=== WHAT IS EXPECTED ===
Give every entry again, word for word and in full.

=== PROVIDED INFORMATION ===
========================================
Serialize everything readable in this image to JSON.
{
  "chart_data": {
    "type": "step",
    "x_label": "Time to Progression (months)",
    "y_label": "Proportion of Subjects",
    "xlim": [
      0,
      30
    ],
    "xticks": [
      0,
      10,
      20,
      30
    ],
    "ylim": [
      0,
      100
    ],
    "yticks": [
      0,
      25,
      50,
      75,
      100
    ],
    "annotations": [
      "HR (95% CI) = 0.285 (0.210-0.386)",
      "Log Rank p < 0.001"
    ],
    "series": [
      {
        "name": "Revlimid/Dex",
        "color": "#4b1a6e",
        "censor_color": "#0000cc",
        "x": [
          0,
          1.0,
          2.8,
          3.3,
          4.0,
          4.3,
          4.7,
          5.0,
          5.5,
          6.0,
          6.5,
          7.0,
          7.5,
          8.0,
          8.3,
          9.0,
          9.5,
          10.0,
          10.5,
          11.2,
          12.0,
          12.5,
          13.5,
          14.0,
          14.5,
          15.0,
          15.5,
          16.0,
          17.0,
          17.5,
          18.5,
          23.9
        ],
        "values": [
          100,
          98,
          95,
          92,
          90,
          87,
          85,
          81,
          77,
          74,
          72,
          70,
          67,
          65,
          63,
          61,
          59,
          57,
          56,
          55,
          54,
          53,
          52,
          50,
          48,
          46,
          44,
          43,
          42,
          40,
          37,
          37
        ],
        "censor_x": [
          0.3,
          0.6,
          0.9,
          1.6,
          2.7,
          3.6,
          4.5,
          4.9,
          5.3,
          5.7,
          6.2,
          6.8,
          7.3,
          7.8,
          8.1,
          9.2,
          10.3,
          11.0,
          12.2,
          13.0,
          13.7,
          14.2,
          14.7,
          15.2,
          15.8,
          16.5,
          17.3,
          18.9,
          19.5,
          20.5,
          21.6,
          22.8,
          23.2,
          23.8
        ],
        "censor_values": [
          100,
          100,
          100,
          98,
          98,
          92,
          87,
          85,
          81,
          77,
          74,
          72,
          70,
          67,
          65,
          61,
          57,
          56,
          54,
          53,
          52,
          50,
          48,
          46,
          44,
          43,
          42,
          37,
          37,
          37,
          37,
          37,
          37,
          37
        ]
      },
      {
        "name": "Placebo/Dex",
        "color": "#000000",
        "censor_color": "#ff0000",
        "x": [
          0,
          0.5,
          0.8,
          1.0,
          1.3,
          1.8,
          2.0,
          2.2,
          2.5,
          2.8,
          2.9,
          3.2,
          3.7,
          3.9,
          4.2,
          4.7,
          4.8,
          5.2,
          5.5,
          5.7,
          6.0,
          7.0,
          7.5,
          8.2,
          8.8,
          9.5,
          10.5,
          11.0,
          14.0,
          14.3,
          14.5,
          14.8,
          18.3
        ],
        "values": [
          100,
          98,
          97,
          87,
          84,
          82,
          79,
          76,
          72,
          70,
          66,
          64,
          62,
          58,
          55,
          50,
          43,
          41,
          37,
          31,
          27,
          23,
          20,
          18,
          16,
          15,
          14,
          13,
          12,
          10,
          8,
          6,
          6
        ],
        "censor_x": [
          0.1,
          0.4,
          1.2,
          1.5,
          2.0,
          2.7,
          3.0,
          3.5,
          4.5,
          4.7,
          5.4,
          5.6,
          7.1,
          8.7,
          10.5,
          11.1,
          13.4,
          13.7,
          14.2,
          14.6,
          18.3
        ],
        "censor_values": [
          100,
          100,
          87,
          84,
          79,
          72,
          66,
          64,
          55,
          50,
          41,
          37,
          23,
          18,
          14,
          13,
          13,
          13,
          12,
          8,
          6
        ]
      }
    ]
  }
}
========================================
=== CORRECT RESULT ===
Serialize everything readable in this image to JSON.
{
  "chart_data": {
    "type": "step",
    "x_label": "Time to Progression (months)",
    "y_label": "Proportion of Subjects",
    "xlim": [
      0,
      30
    ],
    "xticks": [
      0,
      10,
      20,
      30
    ],
    "ylim": [
      0,
      100
    ],
    "yticks": [
      0,
      25,
      50,
      75,
      100
    ],
    "annotations": [
      "HR (95% CI) = 0.285 (0.210-0.386)",
      "Log Rank p < 0.001"
    ],
    "series": [
      {
        "name": "Revlimid/Dex",
        "color": "#4b1a6e",
        "censor_color": "#0000cc",
        "x": [
          0,
          1.0,
          2.8,
          3.3,
          4.0,
          4.3,
          4.7,
          5.0,
          5.5,
          6.0,
          6.5,
          7.0,
          7.5,
          8.0,
          8.3,
          9.0,
          9.5,
          10.0,
          10.5,
          11.2,
          12.0,
          12.5,
          13.5,
          14.0,
          14.5,
          15.0,
          15.5,
          16.0,
          17.0,
          17.5,
          18.5,
          23.9
        ],
        "values": [
          100,
          98,
          95,
          92,
          90,
          87,
          85,
          81,
          77,
          74,
          72,
          70,
          67,
          65,
          63,
          61,
          59,
          57,
          56,
          55,
          54,
          53,
          52,
          50,
          48,
          46,
          44,
          43,
          42,
          40,
          37,
          37
        ],
        "censor_x": [
          0.3,
          0.6,
          0.9,
          1.6,
          2.7,
          3.6,
          4.5,
          4.9,
          5.3,
          5.7,
          6.2,
          6.8,
          7.3,
          7.8,
          8.1,
          9.2,
          10.3,
          11.0,
          12.2,
          13.0,
          13.7,
          14.2,
          14.7,
          15.2,
          15.8,
          16.5,
          17.3,
          18.9,
          19.5,
          20.5,
          21.6,
          22.8,
          23.2,
          23.8
        ],
        "censor_values": [
          100,
          100,
          100,
          98,
          98,
          92,
          87,
          85,
          81,
          77,
          74,
          72,
          70,
          67,
          65,
          61,
          57,
          56,
          54,
          53,
          52,
          50,
          48,
          46,
          44,
          43,
          42,
          37,
          37,
          37,
          37,
          37,
          37,
          37
        ]
      },
      {
        "name": "Placebo/Dex",
        "color": "#000000",
        "censor_color": "#ff0000",
        "x": [
          0,
          0.5,
          0.8,
          1.0,
          1.3,
          1.8,
          2.0,
          2.2,
          2.5,
          2.8,
          2.9,
          3.2,
          3.7,
          3.9,
          4.2,
          4.7,
          4.8,
          5.2,
          5.5,
          5.7,
          6.0,
          7.0,
          7.5,
          8.2,
          8.8,
          9.5,
          10.5,
          11.0,
          14.0,
          14.3,
          14.5,
          14.8,
          18.3
        ],
        "values": [
          100,
          98,
          97,
          87,
          84,
          82,
          79,
          76,
          72,
          70,
          66,
          64,
          62,
          58,
          55,
          50,
          43,
          41,
          37,
          31,
          27,
          23,
          20,
          18,
          16,
          15,
          14,
          13,
          12,
          10,
          8,
          6,
          6
        ],
        "censor_x": [
          0.1,
          0.4,
          1.2,
          1.5,
          2.0,
          2.7,
          3.0,
          3.5,
          4.5,
          4.7,
          5.4,
          5.6,
          7.1,
          8.7,
          10.5,
          11.1,
          13.4,
          13.7,
          14.2,
          14.6,
          18.3
        ],
        "censor_values": [
          100,
          100,
          87,
          84,
          79,
          72,
          66,
          64,
          55,
          50,
          41,
          37,
          23,
          18,
          14,
          13,
          13,
          13,
          12,
          8,
          6
        ]
      }
    ]
  }
}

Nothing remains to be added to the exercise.